(Data entries)
========

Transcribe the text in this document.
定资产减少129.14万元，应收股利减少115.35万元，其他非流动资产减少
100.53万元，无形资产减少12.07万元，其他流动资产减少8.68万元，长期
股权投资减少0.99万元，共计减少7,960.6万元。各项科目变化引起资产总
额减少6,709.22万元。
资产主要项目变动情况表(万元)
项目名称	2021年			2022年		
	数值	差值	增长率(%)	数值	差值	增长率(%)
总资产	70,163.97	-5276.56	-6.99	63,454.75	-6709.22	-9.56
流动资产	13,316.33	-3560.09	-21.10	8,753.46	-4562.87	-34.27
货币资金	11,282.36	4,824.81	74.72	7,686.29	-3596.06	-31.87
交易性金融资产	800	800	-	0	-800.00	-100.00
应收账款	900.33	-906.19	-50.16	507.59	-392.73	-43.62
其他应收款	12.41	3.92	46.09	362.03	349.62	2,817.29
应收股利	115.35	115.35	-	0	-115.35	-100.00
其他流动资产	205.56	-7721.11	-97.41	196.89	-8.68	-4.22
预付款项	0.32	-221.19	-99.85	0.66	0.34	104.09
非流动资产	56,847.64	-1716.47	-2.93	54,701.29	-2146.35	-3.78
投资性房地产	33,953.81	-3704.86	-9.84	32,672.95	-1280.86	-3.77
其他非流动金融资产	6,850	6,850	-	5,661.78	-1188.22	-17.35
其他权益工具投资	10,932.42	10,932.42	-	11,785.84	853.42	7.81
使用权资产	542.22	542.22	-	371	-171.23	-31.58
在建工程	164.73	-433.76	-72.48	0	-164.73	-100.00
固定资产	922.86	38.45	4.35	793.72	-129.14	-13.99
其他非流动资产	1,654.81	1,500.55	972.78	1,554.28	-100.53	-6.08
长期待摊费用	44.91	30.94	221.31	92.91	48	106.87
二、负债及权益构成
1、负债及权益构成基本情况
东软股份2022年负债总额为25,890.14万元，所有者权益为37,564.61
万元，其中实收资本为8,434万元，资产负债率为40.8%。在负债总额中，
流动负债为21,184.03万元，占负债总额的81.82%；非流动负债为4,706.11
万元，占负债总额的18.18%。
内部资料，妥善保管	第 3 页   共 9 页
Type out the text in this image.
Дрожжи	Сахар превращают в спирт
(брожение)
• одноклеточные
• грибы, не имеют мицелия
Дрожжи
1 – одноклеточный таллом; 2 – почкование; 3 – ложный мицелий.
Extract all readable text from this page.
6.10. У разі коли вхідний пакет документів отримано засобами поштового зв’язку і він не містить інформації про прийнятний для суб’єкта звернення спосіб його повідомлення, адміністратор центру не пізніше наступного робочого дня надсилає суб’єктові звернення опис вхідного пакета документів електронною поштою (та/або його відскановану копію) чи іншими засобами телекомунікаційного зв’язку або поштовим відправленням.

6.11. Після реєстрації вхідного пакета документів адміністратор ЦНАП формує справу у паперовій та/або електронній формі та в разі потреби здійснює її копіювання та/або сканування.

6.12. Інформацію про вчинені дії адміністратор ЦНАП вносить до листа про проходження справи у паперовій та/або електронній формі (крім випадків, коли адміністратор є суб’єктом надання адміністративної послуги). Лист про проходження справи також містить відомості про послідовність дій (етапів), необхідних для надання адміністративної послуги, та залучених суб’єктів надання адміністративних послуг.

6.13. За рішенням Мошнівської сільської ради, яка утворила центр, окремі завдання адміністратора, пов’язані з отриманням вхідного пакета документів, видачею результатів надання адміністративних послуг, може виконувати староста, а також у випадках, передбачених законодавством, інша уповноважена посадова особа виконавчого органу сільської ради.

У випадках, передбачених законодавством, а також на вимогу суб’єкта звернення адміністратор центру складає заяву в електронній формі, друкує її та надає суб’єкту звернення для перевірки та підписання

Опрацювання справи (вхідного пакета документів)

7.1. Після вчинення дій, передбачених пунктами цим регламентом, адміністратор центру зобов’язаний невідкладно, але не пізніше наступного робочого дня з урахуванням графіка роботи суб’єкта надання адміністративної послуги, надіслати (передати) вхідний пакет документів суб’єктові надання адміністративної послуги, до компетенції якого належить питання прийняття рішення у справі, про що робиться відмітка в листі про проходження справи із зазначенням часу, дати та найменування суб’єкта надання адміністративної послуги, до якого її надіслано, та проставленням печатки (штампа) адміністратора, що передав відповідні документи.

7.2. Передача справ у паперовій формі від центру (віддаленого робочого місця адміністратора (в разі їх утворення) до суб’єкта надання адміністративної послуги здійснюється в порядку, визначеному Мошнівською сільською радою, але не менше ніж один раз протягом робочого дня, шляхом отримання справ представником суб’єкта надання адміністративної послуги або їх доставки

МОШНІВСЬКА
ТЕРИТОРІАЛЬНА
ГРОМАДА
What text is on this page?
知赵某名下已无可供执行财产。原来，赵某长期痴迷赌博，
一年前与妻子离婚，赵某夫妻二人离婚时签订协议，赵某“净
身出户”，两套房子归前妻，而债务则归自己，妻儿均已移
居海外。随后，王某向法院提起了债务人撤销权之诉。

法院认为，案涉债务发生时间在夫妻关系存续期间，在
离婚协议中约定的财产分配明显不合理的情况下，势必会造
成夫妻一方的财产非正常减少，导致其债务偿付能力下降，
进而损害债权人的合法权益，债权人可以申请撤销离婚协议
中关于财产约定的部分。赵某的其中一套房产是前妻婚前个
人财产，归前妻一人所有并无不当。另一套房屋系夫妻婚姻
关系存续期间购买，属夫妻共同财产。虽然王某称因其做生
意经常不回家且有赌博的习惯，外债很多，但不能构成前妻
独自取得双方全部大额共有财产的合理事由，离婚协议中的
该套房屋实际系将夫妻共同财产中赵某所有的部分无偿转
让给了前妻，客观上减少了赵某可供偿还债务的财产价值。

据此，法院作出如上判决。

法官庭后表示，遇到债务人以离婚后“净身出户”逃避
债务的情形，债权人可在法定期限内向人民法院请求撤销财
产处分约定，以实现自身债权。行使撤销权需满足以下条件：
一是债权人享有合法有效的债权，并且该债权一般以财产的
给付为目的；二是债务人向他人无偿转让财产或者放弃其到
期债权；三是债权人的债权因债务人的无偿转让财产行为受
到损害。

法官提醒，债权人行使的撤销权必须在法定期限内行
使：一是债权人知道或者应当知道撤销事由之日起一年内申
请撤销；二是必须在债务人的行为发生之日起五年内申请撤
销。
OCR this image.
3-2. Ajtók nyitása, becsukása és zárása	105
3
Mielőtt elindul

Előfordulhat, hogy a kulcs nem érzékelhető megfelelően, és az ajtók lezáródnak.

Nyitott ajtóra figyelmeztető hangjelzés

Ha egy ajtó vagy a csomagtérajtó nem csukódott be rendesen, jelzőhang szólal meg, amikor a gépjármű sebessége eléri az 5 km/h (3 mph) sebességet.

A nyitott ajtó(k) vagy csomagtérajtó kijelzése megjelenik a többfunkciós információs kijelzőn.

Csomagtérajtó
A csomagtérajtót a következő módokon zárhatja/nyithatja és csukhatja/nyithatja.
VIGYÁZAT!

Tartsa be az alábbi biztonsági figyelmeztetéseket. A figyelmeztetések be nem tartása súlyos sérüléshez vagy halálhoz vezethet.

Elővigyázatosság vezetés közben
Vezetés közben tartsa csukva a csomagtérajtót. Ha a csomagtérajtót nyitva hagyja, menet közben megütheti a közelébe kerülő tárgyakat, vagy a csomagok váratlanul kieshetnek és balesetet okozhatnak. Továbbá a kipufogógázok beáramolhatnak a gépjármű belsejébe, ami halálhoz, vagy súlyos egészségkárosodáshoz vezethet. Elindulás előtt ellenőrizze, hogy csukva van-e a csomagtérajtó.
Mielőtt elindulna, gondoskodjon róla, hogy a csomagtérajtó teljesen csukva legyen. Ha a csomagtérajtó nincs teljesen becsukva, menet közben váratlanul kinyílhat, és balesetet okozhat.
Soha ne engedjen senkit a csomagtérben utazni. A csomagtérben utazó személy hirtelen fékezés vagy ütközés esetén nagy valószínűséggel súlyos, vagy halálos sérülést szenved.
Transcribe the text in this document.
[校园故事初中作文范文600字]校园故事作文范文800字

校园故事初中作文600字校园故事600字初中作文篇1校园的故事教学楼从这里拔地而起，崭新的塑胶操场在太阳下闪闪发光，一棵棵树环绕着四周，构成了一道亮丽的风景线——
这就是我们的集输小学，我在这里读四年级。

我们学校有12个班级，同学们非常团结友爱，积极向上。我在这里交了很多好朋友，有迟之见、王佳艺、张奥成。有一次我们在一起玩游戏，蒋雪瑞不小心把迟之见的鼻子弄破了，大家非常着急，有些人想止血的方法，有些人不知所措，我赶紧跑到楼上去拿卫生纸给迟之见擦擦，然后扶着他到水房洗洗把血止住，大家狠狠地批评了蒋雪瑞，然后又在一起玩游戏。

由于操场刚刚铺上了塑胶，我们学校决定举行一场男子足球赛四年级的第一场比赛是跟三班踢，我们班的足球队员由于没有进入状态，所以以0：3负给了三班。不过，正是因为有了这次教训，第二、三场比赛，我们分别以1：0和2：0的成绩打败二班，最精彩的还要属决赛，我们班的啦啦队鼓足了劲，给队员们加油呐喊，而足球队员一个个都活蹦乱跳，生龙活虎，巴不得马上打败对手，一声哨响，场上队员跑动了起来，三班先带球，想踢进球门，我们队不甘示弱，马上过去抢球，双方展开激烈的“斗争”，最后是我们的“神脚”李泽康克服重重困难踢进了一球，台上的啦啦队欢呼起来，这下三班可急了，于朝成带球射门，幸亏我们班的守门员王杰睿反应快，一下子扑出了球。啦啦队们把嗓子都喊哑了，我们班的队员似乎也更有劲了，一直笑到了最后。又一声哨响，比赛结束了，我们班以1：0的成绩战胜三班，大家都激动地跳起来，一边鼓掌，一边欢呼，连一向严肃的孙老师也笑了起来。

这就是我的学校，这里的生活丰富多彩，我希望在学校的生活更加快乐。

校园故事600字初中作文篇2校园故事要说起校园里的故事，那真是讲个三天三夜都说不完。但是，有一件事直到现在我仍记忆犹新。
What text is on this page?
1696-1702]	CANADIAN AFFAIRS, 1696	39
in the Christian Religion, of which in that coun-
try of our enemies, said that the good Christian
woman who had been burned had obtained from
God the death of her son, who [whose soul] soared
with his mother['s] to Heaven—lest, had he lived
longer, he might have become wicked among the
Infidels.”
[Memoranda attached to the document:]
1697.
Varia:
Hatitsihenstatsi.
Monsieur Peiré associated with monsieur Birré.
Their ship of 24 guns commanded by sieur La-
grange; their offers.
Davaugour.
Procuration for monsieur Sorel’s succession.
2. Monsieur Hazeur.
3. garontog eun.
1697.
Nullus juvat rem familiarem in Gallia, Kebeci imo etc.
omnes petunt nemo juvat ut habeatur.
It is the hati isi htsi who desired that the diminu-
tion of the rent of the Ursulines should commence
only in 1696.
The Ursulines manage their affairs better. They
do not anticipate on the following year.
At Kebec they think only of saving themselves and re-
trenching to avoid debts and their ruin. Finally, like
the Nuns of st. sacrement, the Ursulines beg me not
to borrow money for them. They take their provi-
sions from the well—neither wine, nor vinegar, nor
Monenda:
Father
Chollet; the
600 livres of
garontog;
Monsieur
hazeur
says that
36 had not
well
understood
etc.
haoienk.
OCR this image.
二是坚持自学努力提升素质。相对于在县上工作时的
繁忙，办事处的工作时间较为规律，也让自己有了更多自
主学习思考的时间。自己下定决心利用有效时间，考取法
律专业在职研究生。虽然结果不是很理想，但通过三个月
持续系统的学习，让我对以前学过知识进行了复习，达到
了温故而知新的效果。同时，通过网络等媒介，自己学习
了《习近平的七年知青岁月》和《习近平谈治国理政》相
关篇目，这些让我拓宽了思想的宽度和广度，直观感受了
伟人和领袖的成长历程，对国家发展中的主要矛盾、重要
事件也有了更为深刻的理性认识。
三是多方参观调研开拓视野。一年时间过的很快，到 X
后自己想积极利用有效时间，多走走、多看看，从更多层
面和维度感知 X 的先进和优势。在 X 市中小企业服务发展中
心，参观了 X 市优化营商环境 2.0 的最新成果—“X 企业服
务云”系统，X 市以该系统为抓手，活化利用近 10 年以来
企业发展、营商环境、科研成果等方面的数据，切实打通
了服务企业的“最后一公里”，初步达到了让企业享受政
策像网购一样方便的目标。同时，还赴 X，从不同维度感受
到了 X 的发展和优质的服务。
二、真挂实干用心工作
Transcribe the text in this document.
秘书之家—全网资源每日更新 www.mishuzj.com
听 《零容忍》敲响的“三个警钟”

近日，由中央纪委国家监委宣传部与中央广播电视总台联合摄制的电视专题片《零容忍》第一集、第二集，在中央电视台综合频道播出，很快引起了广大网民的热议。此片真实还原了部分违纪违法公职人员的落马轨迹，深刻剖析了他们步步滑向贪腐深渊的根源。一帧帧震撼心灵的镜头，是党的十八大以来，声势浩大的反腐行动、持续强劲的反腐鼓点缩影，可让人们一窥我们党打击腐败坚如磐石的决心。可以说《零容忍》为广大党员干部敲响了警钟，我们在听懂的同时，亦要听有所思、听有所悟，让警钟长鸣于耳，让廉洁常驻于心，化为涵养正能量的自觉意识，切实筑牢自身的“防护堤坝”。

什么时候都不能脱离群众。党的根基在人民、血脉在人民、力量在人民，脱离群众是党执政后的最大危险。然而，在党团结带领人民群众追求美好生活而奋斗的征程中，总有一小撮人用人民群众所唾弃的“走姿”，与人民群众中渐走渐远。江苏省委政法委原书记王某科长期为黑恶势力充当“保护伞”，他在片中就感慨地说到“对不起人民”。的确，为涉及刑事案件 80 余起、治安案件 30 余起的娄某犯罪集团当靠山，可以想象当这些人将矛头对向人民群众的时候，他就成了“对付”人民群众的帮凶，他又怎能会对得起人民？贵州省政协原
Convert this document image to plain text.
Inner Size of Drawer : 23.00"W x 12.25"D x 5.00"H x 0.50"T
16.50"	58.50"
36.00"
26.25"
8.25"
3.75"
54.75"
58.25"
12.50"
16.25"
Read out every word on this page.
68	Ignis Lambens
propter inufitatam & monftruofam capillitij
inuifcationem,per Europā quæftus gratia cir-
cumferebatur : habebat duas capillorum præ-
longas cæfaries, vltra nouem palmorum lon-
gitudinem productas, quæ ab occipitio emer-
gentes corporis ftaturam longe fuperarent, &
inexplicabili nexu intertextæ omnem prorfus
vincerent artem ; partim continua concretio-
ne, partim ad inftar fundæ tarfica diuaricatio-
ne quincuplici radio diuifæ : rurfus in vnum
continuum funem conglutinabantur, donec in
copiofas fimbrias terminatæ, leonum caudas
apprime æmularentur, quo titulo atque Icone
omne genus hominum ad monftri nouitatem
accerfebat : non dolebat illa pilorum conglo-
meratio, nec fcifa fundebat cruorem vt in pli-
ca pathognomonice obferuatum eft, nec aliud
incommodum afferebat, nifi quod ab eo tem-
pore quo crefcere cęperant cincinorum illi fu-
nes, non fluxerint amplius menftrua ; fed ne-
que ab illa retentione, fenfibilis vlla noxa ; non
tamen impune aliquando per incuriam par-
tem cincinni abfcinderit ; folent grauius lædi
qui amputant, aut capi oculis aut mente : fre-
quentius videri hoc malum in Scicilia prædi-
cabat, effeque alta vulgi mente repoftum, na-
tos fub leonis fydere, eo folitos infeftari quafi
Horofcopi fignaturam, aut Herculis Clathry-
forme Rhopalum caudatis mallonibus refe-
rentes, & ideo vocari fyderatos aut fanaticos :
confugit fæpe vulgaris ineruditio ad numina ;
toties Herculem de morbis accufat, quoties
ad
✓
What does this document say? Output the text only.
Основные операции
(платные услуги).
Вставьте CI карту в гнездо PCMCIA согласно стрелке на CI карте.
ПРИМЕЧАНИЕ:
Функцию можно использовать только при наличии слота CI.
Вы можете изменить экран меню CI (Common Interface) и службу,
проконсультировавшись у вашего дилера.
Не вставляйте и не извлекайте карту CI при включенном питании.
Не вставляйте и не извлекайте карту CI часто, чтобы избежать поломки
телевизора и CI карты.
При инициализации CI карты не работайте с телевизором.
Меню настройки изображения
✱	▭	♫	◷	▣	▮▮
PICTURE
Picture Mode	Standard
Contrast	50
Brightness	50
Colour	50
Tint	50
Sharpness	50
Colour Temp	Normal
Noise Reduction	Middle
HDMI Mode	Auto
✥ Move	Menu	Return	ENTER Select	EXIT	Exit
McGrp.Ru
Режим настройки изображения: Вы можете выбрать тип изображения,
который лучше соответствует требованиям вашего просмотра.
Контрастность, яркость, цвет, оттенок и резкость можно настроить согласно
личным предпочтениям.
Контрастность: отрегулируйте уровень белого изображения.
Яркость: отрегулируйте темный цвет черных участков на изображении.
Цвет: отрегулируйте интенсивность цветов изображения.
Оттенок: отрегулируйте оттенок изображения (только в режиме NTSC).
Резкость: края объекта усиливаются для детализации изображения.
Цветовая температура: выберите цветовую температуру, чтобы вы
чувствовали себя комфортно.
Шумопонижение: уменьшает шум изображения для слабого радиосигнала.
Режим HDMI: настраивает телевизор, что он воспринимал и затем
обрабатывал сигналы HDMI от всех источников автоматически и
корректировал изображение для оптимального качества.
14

========

**AIM OF THE EXERCISE:**
Show each line in the entries that holds the string "чтобы".

**SOLUTION FOR THIS EXERCISE:**
Не вставляйте и не извлекайте карту CI часто, чтобы избежать поломки
Цветовая температура: выберите цветовую температуру, чтобы вы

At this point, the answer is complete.